[BEGIN]

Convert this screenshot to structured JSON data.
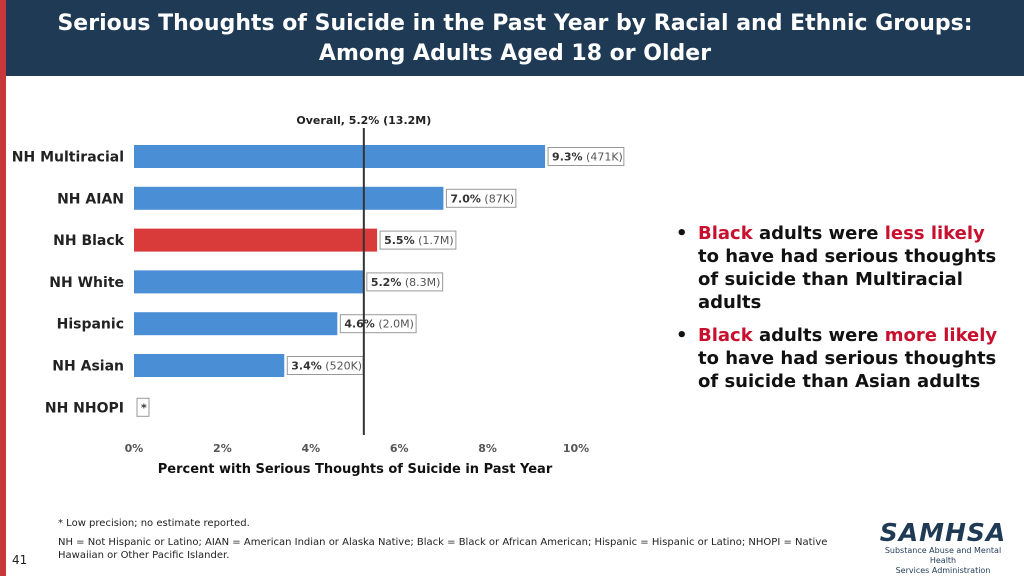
{
  "header": {
    "title_line1": "Serious Thoughts of Suicide in the Past Year by Racial and Ethnic Groups:",
    "title_line2": "Among Adults Aged 18 or Older"
  },
  "chart_data": {
    "type": "bar",
    "orientation": "horizontal",
    "categories": [
      "NH Multiracial",
      "NH AIAN",
      "NH Black",
      "NH White",
      "Hispanic",
      "NH Asian",
      "NH NHOPI"
    ],
    "values": [
      9.3,
      7.0,
      5.5,
      5.2,
      4.6,
      3.4,
      null
    ],
    "value_labels": [
      {
        "pct": "9.3%",
        "count": "(471K)"
      },
      {
        "pct": "7.0%",
        "count": "(87K)"
      },
      {
        "pct": "5.5%",
        "count": "(1.7M)"
      },
      {
        "pct": "5.2%",
        "count": "(8.3M)"
      },
      {
        "pct": "4.6%",
        "count": "(2.0M)"
      },
      {
        "pct": "3.4%",
        "count": "(520K)"
      },
      {
        "pct": "*",
        "count": ""
      }
    ],
    "highlight_category": "NH Black",
    "reference_line": {
      "value": 5.2,
      "label": "Overall, 5.2% (13.2M)"
    },
    "xlabel": "Percent with Serious Thoughts of Suicide in Past Year",
    "xlim": [
      0,
      10
    ],
    "xticks": [
      "0%",
      "2%",
      "4%",
      "6%",
      "8%",
      "10%"
    ],
    "colors": {
      "bar": "#4a8fd6",
      "highlight": "#d93a3a",
      "reference": "#333333"
    }
  },
  "bullets": [
    {
      "parts": [
        {
          "text": "Black",
          "hl": true
        },
        {
          "text": " adults were ",
          "hl": false
        },
        {
          "text": "less likely",
          "hl": true
        },
        {
          "text": " to have had serious thoughts of suicide than Multiracial adults",
          "hl": false
        }
      ]
    },
    {
      "parts": [
        {
          "text": "Black",
          "hl": true
        },
        {
          "text": " adults were ",
          "hl": false
        },
        {
          "text": "more likely",
          "hl": true
        },
        {
          "text": " to have had serious thoughts of suicide than Asian adults",
          "hl": false
        }
      ]
    }
  ],
  "footnote": "* Low precision; no estimate reported.",
  "abbreviations": "NH = Not Hispanic or Latino; AIAN = American Indian or Alaska Native; Black = Black or African American; Hispanic = Hispanic or Latino; NHOPI = Native Hawaiian or Other Pacific Islander.",
  "page_number": "41",
  "logo": {
    "name": "SAMHSA",
    "line1": "Substance Abuse and Mental Health",
    "line2": "Services Administration"
  }
}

[END]

▸ **AIM OF THE EXERCISE**:
Each entry must be retyped word for word, with every image omitted.

▸ **FINAL RESULT**:
Convert this screenshot to structured JSON data.
{
  "header": {
    "title_line1": "Serious Thoughts of Suicide in the Past Year by Racial and Ethnic Groups:",
    "title_line2": "Among Adults Aged 18 or Older"
  },
  "chart_data": {
    "type": "bar",
    "orientation": "horizontal",
    "categories": [
      "NH Multiracial",
      "NH AIAN",
      "NH Black",
      "NH White",
      "Hispanic",
      "NH Asian",
      "NH NHOPI"
    ],
    "values": [
      9.3,
      7.0,
      5.5,
      5.2,
      4.6,
      3.4,
      null
    ],
    "value_labels": [
      {
        "pct": "9.3%",
        "count": "(471K)"
      },
      {
        "pct": "7.0%",
        "count": "(87K)"
      },
      {
        "pct": "5.5%",
        "count": "(1.7M)"
      },
      {
        "pct": "5.2%",
        "count": "(8.3M)"
      },
      {
        "pct": "4.6%",
        "count": "(2.0M)"
      },
      {
        "pct": "3.4%",
        "count": "(520K)"
      },
      {
        "pct": "*",
        "count": ""
      }
    ],
    "highlight_category": "NH Black",
    "reference_line": {
      "value": 5.2,
      "label": "Overall, 5.2% (13.2M)"
    },
    "xlabel": "Percent with Serious Thoughts of Suicide in Past Year",
    "xlim": [
      0,
      10
    ],
    "xticks": [
      "0%",
      "2%",
      "4%",
      "6%",
      "8%",
      "10%"
    ],
    "colors": {
      "bar": "#4a8fd6",
      "highlight": "#d93a3a",
      "reference": "#333333"
    }
  },
  "bullets": [
    {
      "parts": [
        {
          "text": "Black",
          "hl": true
        },
        {
          "text": " adults were ",
          "hl": false
        },
        {
          "text": "less likely",
          "hl": true
        },
        {
          "text": " to have had serious thoughts of suicide than Multiracial adults",
          "hl": false
        }
      ]
    },
    {
      "parts": [
        {
          "text": "Black",
          "hl": true
        },
        {
          "text": " adults were ",
          "hl": false
        },
        {
          "text": "more likely",
          "hl": true
        },
        {
          "text": " to have had serious thoughts of suicide than Asian adults",
          "hl": false
        }
      ]
    }
  ],
  "footnote": "* Low precision; no estimate reported.",
  "abbreviations": "NH = Not Hispanic or Latino; AIAN = American Indian or Alaska Native; Black = Black or African American; Hispanic = Hispanic or Latino; NHOPI = Native Hawaiian or Other Pacific Islander.",
  "page_number": "41",
  "logo": {
    "name": "SAMHSA",
    "line1": "Substance Abuse and Mental Health",
    "line2": "Services Administration"
  }
}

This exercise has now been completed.